> SELECTED EXCERPT:
○ ○ ○ ○ ○ ○ ○
Onboarding Completed

May 26th 4PM Onboarding Material Presentations [MCMC/VI+BDL+NF]
May 30th 4PM Onboarding Material Presentations: GP+MC-Dropout and SWAG
Proposed Mansuscript Outline and Writing Assignments [PDF, tex]

Feedback	Topics
Haining	Importance Sampling, MCMC (MH, SGLD, HMC, Gibbs), Variational Inference (VAE, BBB), SWAG
Eric	Gaussian Processes (GP) and MC-Dropout as posterior GP approximation
Yichen	Generative Models, Normalizing Flows, BDL (BMA and Deep Ensembling, etc.) and its critiques
Ryan	NF Determinant classes, Autoregressive NNs, conditioners/transformers (MAF, IAF, RealNVP),
	Linear Flows and Permutations, Residual Flows, and ODE/SDE Continuous Infinitesimal Flows

Roadmap

Week of	Days	Topics	Deliverable	Target
May 9	4	IS, EB, VI, BBB
May 16	4	GP, MC-Dropout, NF
May 23	4	SWAG, SNF	Slides Presentation I: IS through NF	May 26
May 30	4	SWAG, SNF	Slides Presentation II: SWAG and SNF	June 2
June 6	4	Coding / Writing	Outline Planned Paper	June 9
June 13	3	Coding / Writing	Finalize Analysis Examples	June 16
June 20	3	Coding / Writing	Draft Manuscript Version I	June 23
June 27	3	Coding / Writing	Draft Manuscript Version II	June 30
July 4	3		Final Manuscript Submission	ASAP
July 11	3		final poster or slides presentation	TBA

Deadline	Event	Special Note	Dates
*Will ask Radu about poster crash	ISBA, Montreal	First time ever hosted in Canada	June 26 - July 1
Paper May 16/19 Poster October 12	NeurIPS, New Orleans	Bayesian Deep Learning Workshop	Nov 28 - Dec 9

Intermediate Objective: special presentation targetting David Duvenaud, Murat Erdogdu, Rohan Alexander (Assistant Director of CANSSI Ontario, etc.), Nathan Taback (outgoing DoSS Director of DS, incoming DoSS Associate Chair of UG Studies), Scott Schwartz (incoming DoSS Director of DS), and Radu Craiu (outgoing DoSS Chair).

The intention of this meeting is to raise awareness of and increase interest in undergraduate research within the DoSS by showcasing the success of our own research efforts.
Additionally, attracting the immediate and long-term engagement of potential collaborators David Duvenaud and Murat Erdogdu would likely raise the profile of our work beyong the DoSS.
○ ○ ○ ○ ○ ○ ○
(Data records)

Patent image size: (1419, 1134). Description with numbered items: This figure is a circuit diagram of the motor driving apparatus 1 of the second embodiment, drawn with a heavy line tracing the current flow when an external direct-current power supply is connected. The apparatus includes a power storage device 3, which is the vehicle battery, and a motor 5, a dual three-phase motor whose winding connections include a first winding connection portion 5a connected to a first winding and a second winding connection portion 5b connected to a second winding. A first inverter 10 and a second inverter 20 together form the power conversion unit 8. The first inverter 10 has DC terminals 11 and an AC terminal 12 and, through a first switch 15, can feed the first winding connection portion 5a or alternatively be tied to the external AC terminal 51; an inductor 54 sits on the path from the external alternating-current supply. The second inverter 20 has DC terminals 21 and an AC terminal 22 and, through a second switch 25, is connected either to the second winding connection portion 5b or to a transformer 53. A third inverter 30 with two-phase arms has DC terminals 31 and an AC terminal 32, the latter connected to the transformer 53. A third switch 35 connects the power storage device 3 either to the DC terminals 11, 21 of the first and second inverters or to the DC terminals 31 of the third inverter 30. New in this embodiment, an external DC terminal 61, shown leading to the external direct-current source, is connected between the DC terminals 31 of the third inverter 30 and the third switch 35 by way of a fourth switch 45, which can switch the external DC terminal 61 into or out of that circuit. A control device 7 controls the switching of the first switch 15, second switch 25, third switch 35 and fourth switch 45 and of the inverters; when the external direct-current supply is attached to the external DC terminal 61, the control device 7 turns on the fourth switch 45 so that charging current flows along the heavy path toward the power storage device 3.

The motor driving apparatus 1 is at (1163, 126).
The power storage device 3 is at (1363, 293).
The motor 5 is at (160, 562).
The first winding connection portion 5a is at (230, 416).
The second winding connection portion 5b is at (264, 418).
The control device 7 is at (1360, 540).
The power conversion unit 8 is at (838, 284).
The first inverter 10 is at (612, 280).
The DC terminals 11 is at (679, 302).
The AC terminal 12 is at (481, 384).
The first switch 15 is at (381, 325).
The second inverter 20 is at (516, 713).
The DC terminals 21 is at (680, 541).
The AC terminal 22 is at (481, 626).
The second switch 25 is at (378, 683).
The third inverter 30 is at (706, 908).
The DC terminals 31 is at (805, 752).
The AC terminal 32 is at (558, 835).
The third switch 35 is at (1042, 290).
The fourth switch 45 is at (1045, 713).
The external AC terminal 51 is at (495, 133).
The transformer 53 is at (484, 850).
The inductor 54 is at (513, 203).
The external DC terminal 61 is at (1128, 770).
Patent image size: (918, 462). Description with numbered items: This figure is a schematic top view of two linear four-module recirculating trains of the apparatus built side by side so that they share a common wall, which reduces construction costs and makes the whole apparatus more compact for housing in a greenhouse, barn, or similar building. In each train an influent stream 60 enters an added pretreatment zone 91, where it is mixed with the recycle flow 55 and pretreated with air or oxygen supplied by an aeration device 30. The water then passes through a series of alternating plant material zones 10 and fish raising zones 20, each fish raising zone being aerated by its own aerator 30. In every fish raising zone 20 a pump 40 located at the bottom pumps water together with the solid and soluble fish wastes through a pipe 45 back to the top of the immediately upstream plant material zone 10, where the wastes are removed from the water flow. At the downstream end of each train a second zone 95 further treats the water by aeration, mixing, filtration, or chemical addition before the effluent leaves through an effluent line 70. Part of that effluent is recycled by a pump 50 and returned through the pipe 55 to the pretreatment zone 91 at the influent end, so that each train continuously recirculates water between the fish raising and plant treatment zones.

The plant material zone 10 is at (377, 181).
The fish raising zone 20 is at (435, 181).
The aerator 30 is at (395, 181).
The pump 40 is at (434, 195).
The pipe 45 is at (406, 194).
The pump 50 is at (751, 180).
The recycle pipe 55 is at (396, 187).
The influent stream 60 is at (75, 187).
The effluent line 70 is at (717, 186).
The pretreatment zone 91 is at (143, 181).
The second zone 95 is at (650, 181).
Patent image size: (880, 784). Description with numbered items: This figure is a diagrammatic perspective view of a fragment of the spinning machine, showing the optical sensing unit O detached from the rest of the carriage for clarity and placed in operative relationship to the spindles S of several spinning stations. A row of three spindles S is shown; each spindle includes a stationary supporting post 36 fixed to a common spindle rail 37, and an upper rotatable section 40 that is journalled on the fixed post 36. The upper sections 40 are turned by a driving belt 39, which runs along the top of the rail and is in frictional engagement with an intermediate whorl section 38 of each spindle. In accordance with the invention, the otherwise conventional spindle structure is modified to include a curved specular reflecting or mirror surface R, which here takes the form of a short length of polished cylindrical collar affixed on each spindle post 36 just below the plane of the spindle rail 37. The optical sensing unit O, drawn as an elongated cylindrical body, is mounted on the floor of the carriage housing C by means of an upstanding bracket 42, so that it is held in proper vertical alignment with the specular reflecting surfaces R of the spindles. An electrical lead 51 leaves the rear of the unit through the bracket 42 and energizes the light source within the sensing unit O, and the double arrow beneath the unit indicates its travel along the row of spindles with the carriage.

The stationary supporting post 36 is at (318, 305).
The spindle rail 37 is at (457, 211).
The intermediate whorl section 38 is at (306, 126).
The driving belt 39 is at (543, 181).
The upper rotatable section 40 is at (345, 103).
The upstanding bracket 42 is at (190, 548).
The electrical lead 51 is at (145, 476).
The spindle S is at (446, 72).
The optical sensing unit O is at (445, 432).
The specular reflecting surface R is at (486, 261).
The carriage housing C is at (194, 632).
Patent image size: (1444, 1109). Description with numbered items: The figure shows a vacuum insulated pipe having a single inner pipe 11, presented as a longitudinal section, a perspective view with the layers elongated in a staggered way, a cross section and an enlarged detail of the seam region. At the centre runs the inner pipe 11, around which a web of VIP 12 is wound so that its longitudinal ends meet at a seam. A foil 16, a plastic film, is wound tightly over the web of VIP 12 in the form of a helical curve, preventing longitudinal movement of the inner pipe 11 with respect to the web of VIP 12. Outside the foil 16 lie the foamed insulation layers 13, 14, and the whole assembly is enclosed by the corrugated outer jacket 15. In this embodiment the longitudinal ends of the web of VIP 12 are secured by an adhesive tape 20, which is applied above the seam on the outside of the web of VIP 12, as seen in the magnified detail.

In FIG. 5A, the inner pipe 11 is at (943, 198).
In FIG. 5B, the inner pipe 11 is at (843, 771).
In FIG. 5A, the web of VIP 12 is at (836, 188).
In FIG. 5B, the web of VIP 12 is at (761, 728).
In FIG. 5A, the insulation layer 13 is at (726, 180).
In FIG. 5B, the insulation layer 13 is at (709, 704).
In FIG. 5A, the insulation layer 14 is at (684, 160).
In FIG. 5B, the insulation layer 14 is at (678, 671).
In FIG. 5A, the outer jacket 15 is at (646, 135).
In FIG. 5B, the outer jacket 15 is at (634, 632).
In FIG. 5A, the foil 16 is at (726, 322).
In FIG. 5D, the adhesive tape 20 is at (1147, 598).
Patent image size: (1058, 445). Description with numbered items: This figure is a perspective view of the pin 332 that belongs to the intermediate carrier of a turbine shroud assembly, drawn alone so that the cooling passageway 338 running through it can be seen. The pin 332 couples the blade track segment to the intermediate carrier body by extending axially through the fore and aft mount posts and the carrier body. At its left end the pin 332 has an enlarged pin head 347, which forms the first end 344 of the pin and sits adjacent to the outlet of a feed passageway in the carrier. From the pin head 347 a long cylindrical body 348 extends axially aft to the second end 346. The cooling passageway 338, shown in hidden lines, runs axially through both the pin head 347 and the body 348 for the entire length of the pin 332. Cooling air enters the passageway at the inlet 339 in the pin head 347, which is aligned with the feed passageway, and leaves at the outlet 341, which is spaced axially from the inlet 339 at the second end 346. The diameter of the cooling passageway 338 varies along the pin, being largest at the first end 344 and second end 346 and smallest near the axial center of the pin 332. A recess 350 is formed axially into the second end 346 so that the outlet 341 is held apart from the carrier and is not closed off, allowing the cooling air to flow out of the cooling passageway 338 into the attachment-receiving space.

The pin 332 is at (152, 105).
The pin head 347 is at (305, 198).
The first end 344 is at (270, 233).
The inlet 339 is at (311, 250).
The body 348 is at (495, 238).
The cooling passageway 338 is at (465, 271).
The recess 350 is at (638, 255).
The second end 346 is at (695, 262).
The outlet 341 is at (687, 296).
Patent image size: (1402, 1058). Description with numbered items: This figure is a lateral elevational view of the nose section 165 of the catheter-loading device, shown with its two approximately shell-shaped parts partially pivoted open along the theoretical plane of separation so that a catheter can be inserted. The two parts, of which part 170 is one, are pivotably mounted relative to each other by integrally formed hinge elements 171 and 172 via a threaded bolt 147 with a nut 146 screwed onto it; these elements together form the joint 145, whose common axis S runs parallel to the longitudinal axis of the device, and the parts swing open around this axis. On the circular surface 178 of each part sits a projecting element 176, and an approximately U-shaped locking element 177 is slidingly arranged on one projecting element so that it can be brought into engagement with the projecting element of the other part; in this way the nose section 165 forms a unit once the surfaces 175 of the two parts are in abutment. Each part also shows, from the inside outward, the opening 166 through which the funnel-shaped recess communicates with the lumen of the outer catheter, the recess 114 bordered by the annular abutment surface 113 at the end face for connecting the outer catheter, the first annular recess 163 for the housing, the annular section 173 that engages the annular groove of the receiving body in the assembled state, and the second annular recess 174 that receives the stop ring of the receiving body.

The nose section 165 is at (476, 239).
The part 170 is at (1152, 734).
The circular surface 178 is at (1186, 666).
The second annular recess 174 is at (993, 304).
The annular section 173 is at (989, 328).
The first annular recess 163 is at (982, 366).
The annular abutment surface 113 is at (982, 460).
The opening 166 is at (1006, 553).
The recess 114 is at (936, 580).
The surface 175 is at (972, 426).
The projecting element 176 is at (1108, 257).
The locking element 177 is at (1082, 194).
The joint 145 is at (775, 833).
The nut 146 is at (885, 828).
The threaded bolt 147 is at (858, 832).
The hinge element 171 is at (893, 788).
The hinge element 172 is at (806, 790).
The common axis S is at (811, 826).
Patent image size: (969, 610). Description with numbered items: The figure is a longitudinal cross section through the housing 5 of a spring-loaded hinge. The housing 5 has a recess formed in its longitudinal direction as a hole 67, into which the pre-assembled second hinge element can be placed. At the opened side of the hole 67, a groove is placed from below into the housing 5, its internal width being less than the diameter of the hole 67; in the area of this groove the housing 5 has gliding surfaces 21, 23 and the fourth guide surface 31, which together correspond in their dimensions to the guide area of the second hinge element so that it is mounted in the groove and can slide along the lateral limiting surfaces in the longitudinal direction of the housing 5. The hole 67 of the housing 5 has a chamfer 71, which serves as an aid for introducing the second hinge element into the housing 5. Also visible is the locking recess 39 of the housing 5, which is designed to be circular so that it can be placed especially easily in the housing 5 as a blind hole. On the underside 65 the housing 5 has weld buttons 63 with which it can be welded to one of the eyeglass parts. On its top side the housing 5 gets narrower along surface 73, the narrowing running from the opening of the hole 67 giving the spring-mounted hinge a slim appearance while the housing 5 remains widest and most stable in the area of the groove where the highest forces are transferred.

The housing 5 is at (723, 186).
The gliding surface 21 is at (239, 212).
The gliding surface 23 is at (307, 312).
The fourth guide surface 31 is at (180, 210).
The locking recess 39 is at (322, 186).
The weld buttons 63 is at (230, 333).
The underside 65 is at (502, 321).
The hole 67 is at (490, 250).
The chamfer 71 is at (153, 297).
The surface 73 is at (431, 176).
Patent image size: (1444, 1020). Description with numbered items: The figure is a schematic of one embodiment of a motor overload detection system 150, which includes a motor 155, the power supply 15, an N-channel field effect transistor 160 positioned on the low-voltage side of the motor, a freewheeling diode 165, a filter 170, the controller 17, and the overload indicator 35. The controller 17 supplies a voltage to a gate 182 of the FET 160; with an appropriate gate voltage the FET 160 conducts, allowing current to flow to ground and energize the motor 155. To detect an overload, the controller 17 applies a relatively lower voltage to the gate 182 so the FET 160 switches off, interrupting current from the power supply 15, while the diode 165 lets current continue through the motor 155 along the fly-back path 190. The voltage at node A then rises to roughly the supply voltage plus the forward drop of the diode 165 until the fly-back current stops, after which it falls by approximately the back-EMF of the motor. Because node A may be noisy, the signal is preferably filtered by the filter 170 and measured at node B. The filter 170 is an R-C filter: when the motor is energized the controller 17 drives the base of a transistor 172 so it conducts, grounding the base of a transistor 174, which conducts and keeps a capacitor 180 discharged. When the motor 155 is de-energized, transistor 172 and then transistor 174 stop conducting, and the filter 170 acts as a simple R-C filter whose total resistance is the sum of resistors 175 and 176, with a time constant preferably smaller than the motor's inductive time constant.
○ ○ ○ ○ ○ ○ ○
> TASKS FOR THIS EXERCISE:
**1.** From the research roadmap, quote the passage between "Intermediate Objective: special" and "beyong the DoSS.", inclusive.
**2.** According to the research roadmap, on what dates does the ISBA event in Montreal take place?

> ANSWERS TO THE TASKS:
**1.**
Intermediate Objective: special presentation targetting David Duvenaud, Murat Erdogdu, Rohan Alexander (Assistant Director of CANSSI Ontario, etc.), Nathan Taback (outgoing DoSS Director of DS, incoming DoSS Associate Chair of UG Studies), Scott Schwartz (incoming DoSS Director of DS), and Radu Craiu (outgoing DoSS Chair).

The intention of this meeting is to raise awareness of and increase interest in undergraduate research within the DoSS by showcasing the success of our own research efforts.
Additionally, attracting the immediate and long-term engagement of potential collaborators David Duvenaud and Murat Erdogdu would likely raise the profile of our work beyong the DoSS.

**2.** June 26 to July 1